_Entries taken from a collection:_
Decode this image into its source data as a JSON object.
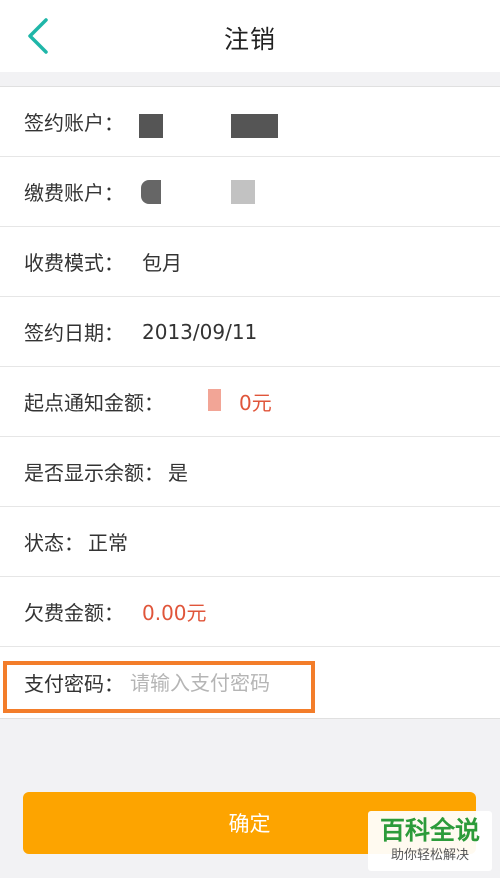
{
  "header": {
    "title": "注销",
    "back_icon": "chevron-left-icon",
    "accent": "#1fb6a8"
  },
  "fields": [
    {
      "label": "签约账户：",
      "value": ""
    },
    {
      "label": "缴费账户：",
      "value": ""
    },
    {
      "label": "收费模式：",
      "value": "包月"
    },
    {
      "label": "签约日期：",
      "value": "2013/09/11"
    },
    {
      "label": "起点通知金额：",
      "value": "0元"
    },
    {
      "label": "是否显示余额：",
      "value": "是"
    },
    {
      "label": "状态：",
      "value": "正常"
    },
    {
      "label": "欠费金额：",
      "value": "0.00元"
    }
  ],
  "password": {
    "label": "支付密码：",
    "placeholder": "请输入支付密码",
    "value": ""
  },
  "confirm_button": {
    "label": "确定",
    "color": "#fda400"
  },
  "watermark": {
    "main": "百科全说",
    "sub": "助你轻松解决"
  },
  "colors": {
    "value_red": "#e0553a",
    "highlight": "#f37d2a"
  }
}
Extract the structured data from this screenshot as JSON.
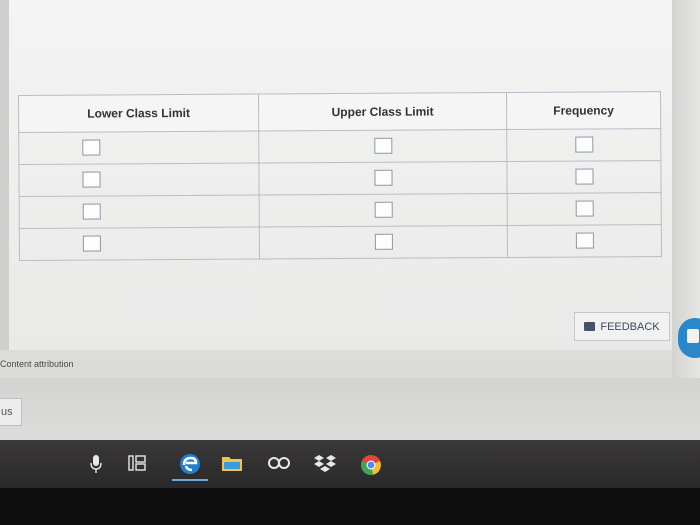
{
  "table": {
    "headers": [
      "Lower Class Limit",
      "Upper Class Limit",
      "Frequency"
    ],
    "rows": 4
  },
  "feedback": {
    "label": "FEEDBACK"
  },
  "attribution": {
    "label": "Content attribution"
  },
  "footer": {
    "partial_text": "us"
  },
  "taskbar": {
    "icons": [
      "microphone-icon",
      "task-view-icon",
      "edge-browser-icon",
      "file-explorer-icon",
      "infinity-app-icon",
      "dropbox-icon",
      "chrome-icon"
    ]
  },
  "colors": {
    "accent": "#2a87c9",
    "taskbar": "#2f2e2e"
  }
}
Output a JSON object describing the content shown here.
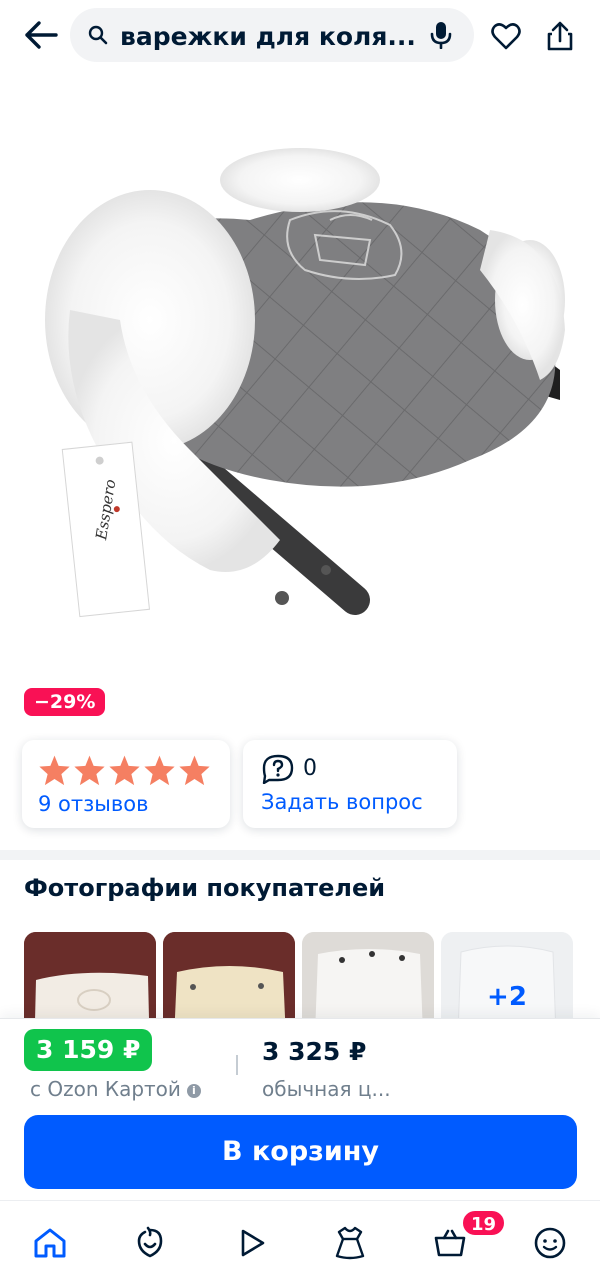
{
  "header": {
    "search_query": "варежки для коля..."
  },
  "product": {
    "discount_badge": "−29%",
    "rating_stars": 5,
    "reviews_link": "9 отзывов",
    "questions_count": "0",
    "ask_question_link": "Задать вопрос",
    "tag_brand": "Esspero"
  },
  "customer_photos": {
    "title": "Фотографии покупателей",
    "more_label": "+2"
  },
  "price": {
    "ozon_card_price": "3 159 ₽",
    "ozon_card_label": "с Ozon Картой",
    "regular_price": "3 325 ₽",
    "regular_label": "обычная ц...",
    "add_to_cart": "В корзину"
  },
  "bottom_nav": {
    "cart_count": "19"
  },
  "colors": {
    "accent": "#005bff",
    "discount": "#f91155",
    "ozon_price": "#10c44c",
    "star": "#f57f62"
  }
}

_Exercise objective:_
Tally up the lines in the records that contain the word "attribution" and give only the total.

_Exercise response:_
2